*GIVEN DATA*.
————

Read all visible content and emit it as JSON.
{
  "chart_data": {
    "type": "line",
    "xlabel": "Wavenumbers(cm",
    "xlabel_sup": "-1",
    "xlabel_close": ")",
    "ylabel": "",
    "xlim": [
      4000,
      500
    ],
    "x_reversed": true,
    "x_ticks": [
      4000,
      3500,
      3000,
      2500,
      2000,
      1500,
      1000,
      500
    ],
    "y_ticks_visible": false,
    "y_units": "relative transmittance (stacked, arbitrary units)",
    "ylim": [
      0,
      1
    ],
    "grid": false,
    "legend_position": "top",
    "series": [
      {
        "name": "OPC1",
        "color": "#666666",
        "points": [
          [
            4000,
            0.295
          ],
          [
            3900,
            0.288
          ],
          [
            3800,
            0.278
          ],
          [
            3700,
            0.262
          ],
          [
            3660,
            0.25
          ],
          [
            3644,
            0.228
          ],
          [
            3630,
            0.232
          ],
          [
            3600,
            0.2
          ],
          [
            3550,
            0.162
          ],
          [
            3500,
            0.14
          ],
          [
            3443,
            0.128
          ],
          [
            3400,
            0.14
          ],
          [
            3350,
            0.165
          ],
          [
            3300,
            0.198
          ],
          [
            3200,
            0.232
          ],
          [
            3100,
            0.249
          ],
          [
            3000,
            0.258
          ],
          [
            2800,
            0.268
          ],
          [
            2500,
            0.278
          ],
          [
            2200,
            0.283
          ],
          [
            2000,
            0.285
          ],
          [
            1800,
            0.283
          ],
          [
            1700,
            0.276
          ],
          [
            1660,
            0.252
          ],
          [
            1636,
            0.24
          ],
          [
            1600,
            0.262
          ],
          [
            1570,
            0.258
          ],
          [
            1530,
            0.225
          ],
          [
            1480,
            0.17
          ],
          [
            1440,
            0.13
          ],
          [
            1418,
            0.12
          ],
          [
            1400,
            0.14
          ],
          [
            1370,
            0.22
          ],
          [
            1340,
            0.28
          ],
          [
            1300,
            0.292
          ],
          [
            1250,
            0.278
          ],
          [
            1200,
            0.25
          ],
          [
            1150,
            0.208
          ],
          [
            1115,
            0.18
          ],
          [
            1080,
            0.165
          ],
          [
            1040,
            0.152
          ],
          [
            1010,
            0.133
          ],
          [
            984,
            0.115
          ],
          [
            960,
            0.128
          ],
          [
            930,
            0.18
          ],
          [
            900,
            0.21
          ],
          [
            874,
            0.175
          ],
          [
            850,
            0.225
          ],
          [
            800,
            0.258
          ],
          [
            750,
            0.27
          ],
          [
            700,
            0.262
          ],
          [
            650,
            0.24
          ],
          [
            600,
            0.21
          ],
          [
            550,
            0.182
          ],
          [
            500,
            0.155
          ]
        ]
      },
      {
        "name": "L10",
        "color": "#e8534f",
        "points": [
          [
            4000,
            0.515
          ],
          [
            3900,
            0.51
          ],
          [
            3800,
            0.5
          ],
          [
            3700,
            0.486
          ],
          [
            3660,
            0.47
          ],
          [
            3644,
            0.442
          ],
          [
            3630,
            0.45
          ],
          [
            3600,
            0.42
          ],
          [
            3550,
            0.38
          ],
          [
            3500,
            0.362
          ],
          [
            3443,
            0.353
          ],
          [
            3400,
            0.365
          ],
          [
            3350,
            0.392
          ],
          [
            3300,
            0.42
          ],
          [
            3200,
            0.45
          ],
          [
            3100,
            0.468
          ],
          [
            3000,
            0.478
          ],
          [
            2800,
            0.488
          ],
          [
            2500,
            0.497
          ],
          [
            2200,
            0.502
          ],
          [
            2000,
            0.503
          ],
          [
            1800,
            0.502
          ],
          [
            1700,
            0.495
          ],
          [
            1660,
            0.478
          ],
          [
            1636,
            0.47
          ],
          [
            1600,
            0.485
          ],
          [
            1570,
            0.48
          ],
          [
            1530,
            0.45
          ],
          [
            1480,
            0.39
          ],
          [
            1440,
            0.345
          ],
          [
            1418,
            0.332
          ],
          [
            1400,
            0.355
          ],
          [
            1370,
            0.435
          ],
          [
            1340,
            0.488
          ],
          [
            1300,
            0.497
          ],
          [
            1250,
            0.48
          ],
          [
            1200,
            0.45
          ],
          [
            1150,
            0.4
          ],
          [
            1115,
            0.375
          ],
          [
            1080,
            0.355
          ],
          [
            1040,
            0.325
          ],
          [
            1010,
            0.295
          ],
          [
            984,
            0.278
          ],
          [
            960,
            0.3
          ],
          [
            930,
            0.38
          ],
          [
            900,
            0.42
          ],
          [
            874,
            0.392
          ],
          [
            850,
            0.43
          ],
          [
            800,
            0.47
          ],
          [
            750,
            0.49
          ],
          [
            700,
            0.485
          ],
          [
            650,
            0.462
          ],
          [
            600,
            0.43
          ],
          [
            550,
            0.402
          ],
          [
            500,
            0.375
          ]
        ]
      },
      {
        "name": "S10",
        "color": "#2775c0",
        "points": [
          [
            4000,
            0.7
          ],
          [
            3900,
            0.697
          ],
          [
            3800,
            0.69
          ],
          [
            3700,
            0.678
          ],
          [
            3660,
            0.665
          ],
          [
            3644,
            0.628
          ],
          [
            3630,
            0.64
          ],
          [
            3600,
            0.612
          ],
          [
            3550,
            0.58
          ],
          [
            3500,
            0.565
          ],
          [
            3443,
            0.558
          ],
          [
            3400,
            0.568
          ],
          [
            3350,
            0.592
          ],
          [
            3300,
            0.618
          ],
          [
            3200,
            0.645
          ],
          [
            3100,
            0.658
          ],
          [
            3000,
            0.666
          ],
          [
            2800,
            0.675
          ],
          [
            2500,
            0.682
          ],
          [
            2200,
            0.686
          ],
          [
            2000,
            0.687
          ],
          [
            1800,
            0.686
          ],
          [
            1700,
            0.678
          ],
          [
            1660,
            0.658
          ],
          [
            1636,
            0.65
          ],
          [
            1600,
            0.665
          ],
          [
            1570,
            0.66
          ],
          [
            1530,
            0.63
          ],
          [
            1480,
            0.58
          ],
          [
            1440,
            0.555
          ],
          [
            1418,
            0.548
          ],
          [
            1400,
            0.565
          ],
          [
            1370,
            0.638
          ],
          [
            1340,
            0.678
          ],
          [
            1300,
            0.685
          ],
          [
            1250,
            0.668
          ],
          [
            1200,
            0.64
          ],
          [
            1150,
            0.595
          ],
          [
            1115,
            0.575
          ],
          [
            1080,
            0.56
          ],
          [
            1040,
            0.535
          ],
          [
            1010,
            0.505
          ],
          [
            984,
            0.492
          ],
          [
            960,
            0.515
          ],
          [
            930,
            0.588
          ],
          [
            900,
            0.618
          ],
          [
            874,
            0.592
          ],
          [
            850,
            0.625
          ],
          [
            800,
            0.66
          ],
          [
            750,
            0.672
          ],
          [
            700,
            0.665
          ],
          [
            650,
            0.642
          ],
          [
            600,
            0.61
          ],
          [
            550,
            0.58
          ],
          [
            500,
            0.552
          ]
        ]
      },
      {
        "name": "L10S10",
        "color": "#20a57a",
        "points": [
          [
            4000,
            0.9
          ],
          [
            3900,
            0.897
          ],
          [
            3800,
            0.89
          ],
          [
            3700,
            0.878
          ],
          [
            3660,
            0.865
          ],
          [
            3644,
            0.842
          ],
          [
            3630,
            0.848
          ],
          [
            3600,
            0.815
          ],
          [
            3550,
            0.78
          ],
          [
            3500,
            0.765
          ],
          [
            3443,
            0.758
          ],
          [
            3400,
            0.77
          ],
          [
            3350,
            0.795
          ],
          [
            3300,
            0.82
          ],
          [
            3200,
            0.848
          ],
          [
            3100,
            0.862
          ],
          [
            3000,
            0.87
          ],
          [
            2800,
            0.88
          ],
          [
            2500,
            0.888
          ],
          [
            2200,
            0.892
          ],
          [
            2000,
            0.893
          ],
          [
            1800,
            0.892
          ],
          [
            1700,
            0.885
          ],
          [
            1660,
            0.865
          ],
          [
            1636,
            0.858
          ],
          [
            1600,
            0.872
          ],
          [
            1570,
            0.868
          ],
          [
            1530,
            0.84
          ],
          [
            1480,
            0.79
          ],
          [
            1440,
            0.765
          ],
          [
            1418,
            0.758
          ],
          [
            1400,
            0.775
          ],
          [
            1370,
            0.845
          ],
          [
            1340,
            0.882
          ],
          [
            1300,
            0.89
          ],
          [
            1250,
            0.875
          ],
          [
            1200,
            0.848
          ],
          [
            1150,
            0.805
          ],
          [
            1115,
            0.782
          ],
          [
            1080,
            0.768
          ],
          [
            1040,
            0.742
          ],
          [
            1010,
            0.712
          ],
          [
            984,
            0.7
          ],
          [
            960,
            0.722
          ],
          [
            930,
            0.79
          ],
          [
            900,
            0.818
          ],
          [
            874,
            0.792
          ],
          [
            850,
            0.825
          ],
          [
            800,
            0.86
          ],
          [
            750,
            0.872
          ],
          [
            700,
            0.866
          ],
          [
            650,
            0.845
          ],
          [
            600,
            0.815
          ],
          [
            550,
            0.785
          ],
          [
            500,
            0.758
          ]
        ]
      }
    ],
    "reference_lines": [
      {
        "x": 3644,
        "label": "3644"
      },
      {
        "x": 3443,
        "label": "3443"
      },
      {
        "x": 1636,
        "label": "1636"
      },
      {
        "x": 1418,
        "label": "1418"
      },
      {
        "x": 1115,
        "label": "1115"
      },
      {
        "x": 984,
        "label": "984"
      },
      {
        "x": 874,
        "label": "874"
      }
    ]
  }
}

————

*EXERCISE GOAL*. Locate the word "name" in the data above. Copy every line carrying it.

*SOLUTION TO THIS EXERCISE*.
        "name": "OPC1",
        "name": "L10",
        "name": "S10",
        "name": "L10S10",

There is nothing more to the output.